- _Brief_
Return every line of the data below that includes the string "name".

- _Material for this task_
##########

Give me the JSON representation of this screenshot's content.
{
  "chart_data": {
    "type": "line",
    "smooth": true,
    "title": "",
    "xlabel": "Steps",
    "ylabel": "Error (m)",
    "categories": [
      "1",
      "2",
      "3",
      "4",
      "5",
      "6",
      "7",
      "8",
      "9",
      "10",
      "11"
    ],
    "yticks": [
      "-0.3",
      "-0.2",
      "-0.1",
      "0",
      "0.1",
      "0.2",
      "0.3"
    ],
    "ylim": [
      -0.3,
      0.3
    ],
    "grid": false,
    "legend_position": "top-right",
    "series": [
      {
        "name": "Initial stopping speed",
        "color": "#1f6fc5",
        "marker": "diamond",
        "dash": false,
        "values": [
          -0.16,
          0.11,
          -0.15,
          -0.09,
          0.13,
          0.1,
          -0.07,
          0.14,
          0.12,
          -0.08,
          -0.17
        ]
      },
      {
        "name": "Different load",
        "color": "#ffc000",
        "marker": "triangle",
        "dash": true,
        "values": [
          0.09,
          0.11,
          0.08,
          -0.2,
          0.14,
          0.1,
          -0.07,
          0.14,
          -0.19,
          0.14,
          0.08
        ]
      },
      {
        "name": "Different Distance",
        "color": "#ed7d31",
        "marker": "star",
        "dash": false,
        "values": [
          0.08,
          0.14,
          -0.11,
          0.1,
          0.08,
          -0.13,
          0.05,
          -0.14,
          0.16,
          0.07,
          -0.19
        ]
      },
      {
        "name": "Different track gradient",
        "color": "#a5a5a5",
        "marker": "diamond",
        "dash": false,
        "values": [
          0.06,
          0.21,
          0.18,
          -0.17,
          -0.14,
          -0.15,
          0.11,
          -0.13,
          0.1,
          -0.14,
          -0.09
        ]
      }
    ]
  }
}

##########

- _Correct result_
        "name": "Initial stopping speed",
        "name": "Different load",
        "name": "Different Distance",
        "name": "Different track gradient",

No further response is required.